====== SOURCE MATERIAL ======

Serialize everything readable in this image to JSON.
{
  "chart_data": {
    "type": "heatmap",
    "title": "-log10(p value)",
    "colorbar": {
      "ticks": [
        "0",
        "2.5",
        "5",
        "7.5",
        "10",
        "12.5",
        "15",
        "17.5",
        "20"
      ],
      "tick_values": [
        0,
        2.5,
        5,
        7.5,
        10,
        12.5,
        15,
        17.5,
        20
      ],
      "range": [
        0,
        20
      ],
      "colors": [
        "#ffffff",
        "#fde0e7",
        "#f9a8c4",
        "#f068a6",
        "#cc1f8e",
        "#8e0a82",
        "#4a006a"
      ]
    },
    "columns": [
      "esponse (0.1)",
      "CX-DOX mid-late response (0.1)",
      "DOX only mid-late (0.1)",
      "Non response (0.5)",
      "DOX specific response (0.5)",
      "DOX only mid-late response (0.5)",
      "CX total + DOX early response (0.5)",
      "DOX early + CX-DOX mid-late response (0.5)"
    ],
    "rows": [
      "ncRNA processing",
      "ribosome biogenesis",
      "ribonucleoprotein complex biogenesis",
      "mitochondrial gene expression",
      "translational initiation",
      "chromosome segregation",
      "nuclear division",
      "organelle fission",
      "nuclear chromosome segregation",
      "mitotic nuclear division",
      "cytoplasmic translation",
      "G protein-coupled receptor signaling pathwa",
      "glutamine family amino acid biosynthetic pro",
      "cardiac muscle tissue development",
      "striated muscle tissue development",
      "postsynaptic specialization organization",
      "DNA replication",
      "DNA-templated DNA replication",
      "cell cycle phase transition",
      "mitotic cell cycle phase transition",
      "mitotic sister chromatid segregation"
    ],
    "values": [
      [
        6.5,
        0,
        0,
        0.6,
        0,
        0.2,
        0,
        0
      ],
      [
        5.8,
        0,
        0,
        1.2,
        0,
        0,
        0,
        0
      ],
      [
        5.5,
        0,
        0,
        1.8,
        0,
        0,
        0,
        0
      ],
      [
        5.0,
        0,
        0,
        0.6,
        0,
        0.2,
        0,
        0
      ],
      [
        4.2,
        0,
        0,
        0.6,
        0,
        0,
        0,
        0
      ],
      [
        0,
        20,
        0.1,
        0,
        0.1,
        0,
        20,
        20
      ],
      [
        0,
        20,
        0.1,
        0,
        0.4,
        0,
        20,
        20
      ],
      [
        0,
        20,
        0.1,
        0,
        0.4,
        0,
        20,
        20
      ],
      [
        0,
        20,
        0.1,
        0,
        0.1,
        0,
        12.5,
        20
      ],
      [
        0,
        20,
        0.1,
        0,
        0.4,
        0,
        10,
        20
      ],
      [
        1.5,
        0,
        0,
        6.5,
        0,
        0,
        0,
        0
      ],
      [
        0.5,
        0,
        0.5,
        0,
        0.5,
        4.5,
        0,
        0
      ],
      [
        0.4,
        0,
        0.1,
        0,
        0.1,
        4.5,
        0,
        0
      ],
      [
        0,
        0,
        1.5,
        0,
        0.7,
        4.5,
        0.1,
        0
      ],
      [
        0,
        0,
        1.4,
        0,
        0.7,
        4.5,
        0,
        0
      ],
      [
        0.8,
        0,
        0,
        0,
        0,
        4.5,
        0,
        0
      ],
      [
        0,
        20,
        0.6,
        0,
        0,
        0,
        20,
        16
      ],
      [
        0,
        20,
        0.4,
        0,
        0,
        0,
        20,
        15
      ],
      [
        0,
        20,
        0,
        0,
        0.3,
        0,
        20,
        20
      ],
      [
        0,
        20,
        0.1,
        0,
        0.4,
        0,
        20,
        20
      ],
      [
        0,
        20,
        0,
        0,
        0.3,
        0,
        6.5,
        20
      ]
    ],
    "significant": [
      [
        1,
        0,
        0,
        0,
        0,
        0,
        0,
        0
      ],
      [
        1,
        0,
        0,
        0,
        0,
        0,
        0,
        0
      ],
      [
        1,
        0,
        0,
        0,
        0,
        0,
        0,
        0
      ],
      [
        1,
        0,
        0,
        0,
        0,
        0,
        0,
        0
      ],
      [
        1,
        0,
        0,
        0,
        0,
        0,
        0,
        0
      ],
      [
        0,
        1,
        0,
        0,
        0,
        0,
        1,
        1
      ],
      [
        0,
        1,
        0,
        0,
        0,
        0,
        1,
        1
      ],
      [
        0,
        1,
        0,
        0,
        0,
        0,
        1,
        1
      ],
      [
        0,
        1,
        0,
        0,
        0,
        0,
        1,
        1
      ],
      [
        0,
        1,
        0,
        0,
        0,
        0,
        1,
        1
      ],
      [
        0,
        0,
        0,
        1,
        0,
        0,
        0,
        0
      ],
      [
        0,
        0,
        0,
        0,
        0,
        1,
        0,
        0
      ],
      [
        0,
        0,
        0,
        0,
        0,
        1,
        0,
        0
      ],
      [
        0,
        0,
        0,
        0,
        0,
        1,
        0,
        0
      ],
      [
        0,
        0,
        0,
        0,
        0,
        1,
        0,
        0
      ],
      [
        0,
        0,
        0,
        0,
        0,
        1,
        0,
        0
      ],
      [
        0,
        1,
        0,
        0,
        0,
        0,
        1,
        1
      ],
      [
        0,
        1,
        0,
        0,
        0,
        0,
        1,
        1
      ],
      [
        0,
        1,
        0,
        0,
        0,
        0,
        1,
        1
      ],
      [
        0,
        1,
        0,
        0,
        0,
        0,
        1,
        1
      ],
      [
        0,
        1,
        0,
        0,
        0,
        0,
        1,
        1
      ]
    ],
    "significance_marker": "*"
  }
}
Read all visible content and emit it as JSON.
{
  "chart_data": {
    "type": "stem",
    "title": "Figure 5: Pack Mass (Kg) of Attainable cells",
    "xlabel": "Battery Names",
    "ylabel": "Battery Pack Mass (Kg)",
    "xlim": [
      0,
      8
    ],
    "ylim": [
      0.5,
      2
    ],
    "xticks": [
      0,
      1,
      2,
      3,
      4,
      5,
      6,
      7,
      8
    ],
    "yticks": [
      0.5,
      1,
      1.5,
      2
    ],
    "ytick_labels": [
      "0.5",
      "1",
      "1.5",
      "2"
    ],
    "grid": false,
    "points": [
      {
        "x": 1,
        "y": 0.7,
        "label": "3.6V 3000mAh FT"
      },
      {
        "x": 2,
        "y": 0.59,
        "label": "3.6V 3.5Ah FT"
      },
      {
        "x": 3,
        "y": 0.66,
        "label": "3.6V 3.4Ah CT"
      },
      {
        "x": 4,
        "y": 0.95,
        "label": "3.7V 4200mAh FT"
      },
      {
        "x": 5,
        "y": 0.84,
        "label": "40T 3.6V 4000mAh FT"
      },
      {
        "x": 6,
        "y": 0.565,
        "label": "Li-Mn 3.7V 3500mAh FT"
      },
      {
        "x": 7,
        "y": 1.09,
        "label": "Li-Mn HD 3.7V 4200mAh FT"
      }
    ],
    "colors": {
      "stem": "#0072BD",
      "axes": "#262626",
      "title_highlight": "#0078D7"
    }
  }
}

======

**DIRECTIONS**
Your task is to write out, exactly, the line that holds "Read all visible content and emit it as JSON." and every line after it until the records end.

**SOLUTION FOR THIS PROBLEM**
Read all visible content and emit it as JSON.
{
  "chart_data": {
    "type": "stem",
    "title": "Figure 5: Pack Mass (Kg) of Attainable cells",
    "xlabel": "Battery Names",
    "ylabel": "Battery Pack Mass (Kg)",
    "xlim": [
      0,
      8
    ],
    "ylim": [
      0.5,
      2
    ],
    "xticks": [
      0,
      1,
      2,
      3,
      4,
      5,
      6,
      7,
      8
    ],
    "yticks": [
      0.5,
      1,
      1.5,
      2
    ],
    "ytick_labels": [
      "0.5",
      "1",
      "1.5",
      "2"
    ],
    "grid": false,
    "points": [
      {
        "x": 1,
        "y": 0.7,
        "label": "3.6V 3000mAh FT"
      },
      {
        "x": 2,
        "y": 0.59,
        "label": "3.6V 3.5Ah FT"
      },
      {
        "x": 3,
        "y": 0.66,
        "label": "3.6V 3.4Ah CT"
      },
      {
        "x": 4,
        "y": 0.95,
        "label": "3.7V 4200mAh FT"
      },
      {
        "x": 5,
        "y": 0.84,
        "label": "40T 3.6V 4000mAh FT"
      },
      {
        "x": 6,
        "y": 0.565,
        "label": "Li-Mn 3.7V 3500mAh FT"
      },
      {
        "x": 7,
        "y": 1.09,
        "label": "Li-Mn HD 3.7V 4200mAh FT"
      }
    ],
    "colors": {
      "stem": "#0072BD",
      "axes": "#262626",
      "title_highlight": "#0078D7"
    }
  }
}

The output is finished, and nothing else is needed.